↓
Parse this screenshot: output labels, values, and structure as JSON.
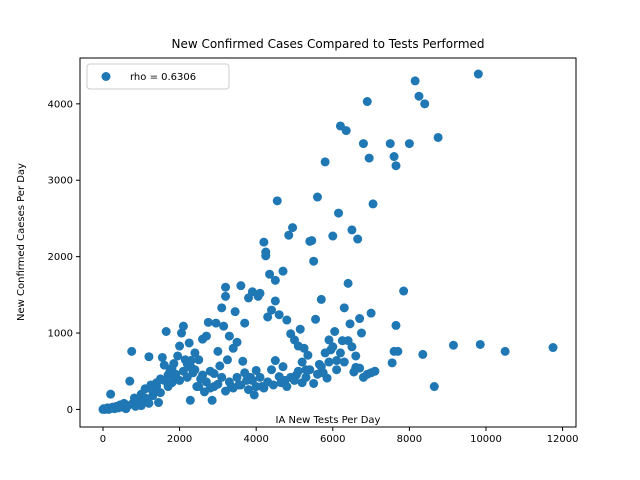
{
  "chart_data": {
    "type": "scatter",
    "title": "New Confirmed Cases Compared to Tests Performed",
    "xlabel": "IA New Tests Per Day",
    "ylabel": "New Confirmed Caeses Per Day",
    "xlim": [
      -600,
      12350
    ],
    "ylim": [
      -230,
      4600
    ],
    "xticks": [
      0,
      2000,
      4000,
      6000,
      8000,
      10000,
      12000
    ],
    "yticks": [
      0,
      1000,
      2000,
      3000,
      4000
    ],
    "grid": false,
    "legend_position": "upper-left",
    "color": "#1f77b4",
    "series": [
      {
        "name": "rho = 0.6306",
        "points": [
          [
            0,
            0
          ],
          [
            20,
            10
          ],
          [
            50,
            0
          ],
          [
            80,
            5
          ],
          [
            120,
            20
          ],
          [
            150,
            0
          ],
          [
            200,
            200
          ],
          [
            250,
            30
          ],
          [
            300,
            10
          ],
          [
            350,
            40
          ],
          [
            400,
            20
          ],
          [
            450,
            60
          ],
          [
            500,
            30
          ],
          [
            550,
            80
          ],
          [
            600,
            10
          ],
          [
            650,
            50
          ],
          [
            700,
            370
          ],
          [
            750,
            760
          ],
          [
            780,
            80
          ],
          [
            820,
            150
          ],
          [
            850,
            40
          ],
          [
            900,
            120
          ],
          [
            950,
            60
          ],
          [
            1000,
            200
          ],
          [
            1050,
            150
          ],
          [
            1100,
            270
          ],
          [
            1150,
            100
          ],
          [
            1200,
            690
          ],
          [
            1250,
            320
          ],
          [
            1300,
            180
          ],
          [
            1350,
            250
          ],
          [
            1400,
            350
          ],
          [
            1450,
            90
          ],
          [
            1500,
            400
          ],
          [
            1550,
            680
          ],
          [
            1600,
            580
          ],
          [
            1650,
            1020
          ],
          [
            1700,
            450
          ],
          [
            1750,
            500
          ],
          [
            1800,
            350
          ],
          [
            1850,
            600
          ],
          [
            1900,
            420
          ],
          [
            1950,
            700
          ],
          [
            2000,
            830
          ],
          [
            2050,
            1000
          ],
          [
            2100,
            1090
          ],
          [
            2150,
            650
          ],
          [
            2200,
            600
          ],
          [
            2250,
            870
          ],
          [
            2280,
            120
          ],
          [
            2300,
            550
          ],
          [
            2350,
            480
          ],
          [
            2400,
            740
          ],
          [
            2450,
            300
          ],
          [
            2500,
            650
          ],
          [
            2550,
            400
          ],
          [
            2600,
            920
          ],
          [
            2650,
            230
          ],
          [
            2700,
            960
          ],
          [
            2750,
            1140
          ],
          [
            2800,
            500
          ],
          [
            2850,
            120
          ],
          [
            2900,
            300
          ],
          [
            2950,
            1130
          ],
          [
            3000,
            760
          ],
          [
            3050,
            570
          ],
          [
            3100,
            1330
          ],
          [
            3150,
            1090
          ],
          [
            3200,
            1480
          ],
          [
            3200,
            1600
          ],
          [
            3250,
            650
          ],
          [
            3300,
            960
          ],
          [
            3350,
            300
          ],
          [
            3400,
            800
          ],
          [
            3450,
            1280
          ],
          [
            3500,
            880
          ],
          [
            3550,
            320
          ],
          [
            3600,
            1620
          ],
          [
            3650,
            630
          ],
          [
            3700,
            1130
          ],
          [
            3750,
            380
          ],
          [
            3800,
            1460
          ],
          [
            3850,
            420
          ],
          [
            3900,
            1540
          ],
          [
            3950,
            190
          ],
          [
            4000,
            510
          ],
          [
            4050,
            1480
          ],
          [
            4100,
            1520
          ],
          [
            4150,
            300
          ],
          [
            4200,
            2190
          ],
          [
            4250,
            2060
          ],
          [
            4250,
            2010
          ],
          [
            4300,
            1210
          ],
          [
            4350,
            1770
          ],
          [
            4400,
            1300
          ],
          [
            4450,
            320
          ],
          [
            4500,
            1690
          ],
          [
            4500,
            1420
          ],
          [
            4550,
            2730
          ],
          [
            4600,
            1240
          ],
          [
            4650,
            350
          ],
          [
            4700,
            1810
          ],
          [
            4750,
            380
          ],
          [
            4800,
            1170
          ],
          [
            4850,
            2280
          ],
          [
            4900,
            990
          ],
          [
            4950,
            2380
          ],
          [
            5000,
            910
          ],
          [
            5050,
            450
          ],
          [
            5100,
            830
          ],
          [
            5150,
            1050
          ],
          [
            5200,
            350
          ],
          [
            5250,
            800
          ],
          [
            5300,
            520
          ],
          [
            5350,
            710
          ],
          [
            5400,
            2200
          ],
          [
            5450,
            2210
          ],
          [
            5500,
            1940
          ],
          [
            5550,
            1180
          ],
          [
            5600,
            2780
          ],
          [
            5650,
            590
          ],
          [
            5700,
            1440
          ],
          [
            5750,
            480
          ],
          [
            5800,
            3240
          ],
          [
            5850,
            410
          ],
          [
            5900,
            910
          ],
          [
            5950,
            780
          ],
          [
            6000,
            2270
          ],
          [
            6050,
            1020
          ],
          [
            6100,
            640
          ],
          [
            6150,
            2570
          ],
          [
            6200,
            3710
          ],
          [
            6250,
            900
          ],
          [
            6300,
            1330
          ],
          [
            6350,
            3650
          ],
          [
            6400,
            1650
          ],
          [
            6450,
            1120
          ],
          [
            6500,
            2350
          ],
          [
            6550,
            490
          ],
          [
            6600,
            550
          ],
          [
            6650,
            2230
          ],
          [
            6700,
            1190
          ],
          [
            6750,
            1000
          ],
          [
            6800,
            3480
          ],
          [
            6900,
            4030
          ],
          [
            6950,
            3290
          ],
          [
            7000,
            1260
          ],
          [
            7050,
            2690
          ],
          [
            7100,
            500
          ],
          [
            7500,
            3480
          ],
          [
            7550,
            610
          ],
          [
            7600,
            3310
          ],
          [
            7650,
            3190
          ],
          [
            7650,
            1100
          ],
          [
            7700,
            760
          ],
          [
            7850,
            1550
          ],
          [
            8000,
            3480
          ],
          [
            8150,
            4300
          ],
          [
            8250,
            4100
          ],
          [
            8350,
            720
          ],
          [
            8400,
            4000
          ],
          [
            8650,
            300
          ],
          [
            8750,
            3560
          ],
          [
            9150,
            840
          ],
          [
            9800,
            4390
          ],
          [
            9850,
            850
          ],
          [
            10500,
            760
          ],
          [
            11750,
            810
          ],
          [
            1000,
            50
          ],
          [
            1100,
            150
          ],
          [
            1200,
            80
          ],
          [
            1300,
            240
          ],
          [
            1400,
            300
          ],
          [
            1500,
            220
          ],
          [
            1600,
            380
          ],
          [
            1700,
            300
          ],
          [
            1800,
            540
          ],
          [
            1900,
            460
          ],
          [
            2000,
            380
          ],
          [
            2100,
            500
          ],
          [
            2200,
            420
          ],
          [
            2300,
            640
          ],
          [
            2400,
            520
          ],
          [
            2500,
            300
          ],
          [
            2600,
            450
          ],
          [
            2700,
            360
          ],
          [
            2800,
            280
          ],
          [
            2900,
            470
          ],
          [
            3000,
            330
          ],
          [
            3100,
            420
          ],
          [
            3200,
            240
          ],
          [
            3300,
            360
          ],
          [
            3400,
            280
          ],
          [
            3500,
            420
          ],
          [
            3600,
            320
          ],
          [
            3700,
            480
          ],
          [
            3800,
            260
          ],
          [
            3900,
            380
          ],
          [
            4000,
            300
          ],
          [
            4100,
            420
          ],
          [
            4200,
            280
          ],
          [
            4300,
            360
          ],
          [
            4400,
            520
          ],
          [
            4500,
            640
          ],
          [
            4600,
            430
          ],
          [
            4700,
            560
          ],
          [
            4800,
            300
          ],
          [
            4900,
            420
          ],
          [
            5000,
            380
          ],
          [
            5100,
            500
          ],
          [
            5200,
            620
          ],
          [
            5300,
            420
          ],
          [
            5400,
            520
          ],
          [
            5500,
            340
          ],
          [
            5600,
            460
          ],
          [
            5700,
            560
          ],
          [
            5800,
            740
          ],
          [
            5900,
            620
          ],
          [
            6000,
            820
          ],
          [
            6100,
            520
          ],
          [
            6200,
            740
          ],
          [
            6300,
            620
          ],
          [
            6400,
            900
          ],
          [
            6500,
            820
          ],
          [
            6600,
            700
          ],
          [
            6700,
            540
          ],
          [
            6800,
            420
          ],
          [
            6900,
            460
          ],
          [
            7000,
            480
          ],
          [
            7600,
            760
          ]
        ]
      }
    ]
  }
}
↑
* [THE TASK] Which lines contain the word "Tests"? Copy each of them.

* [CORRECT OUTPUT]
    "title": "New Confirmed Cases Compared to Tests Performed",
    "xlabel": "IA New Tests Per Day",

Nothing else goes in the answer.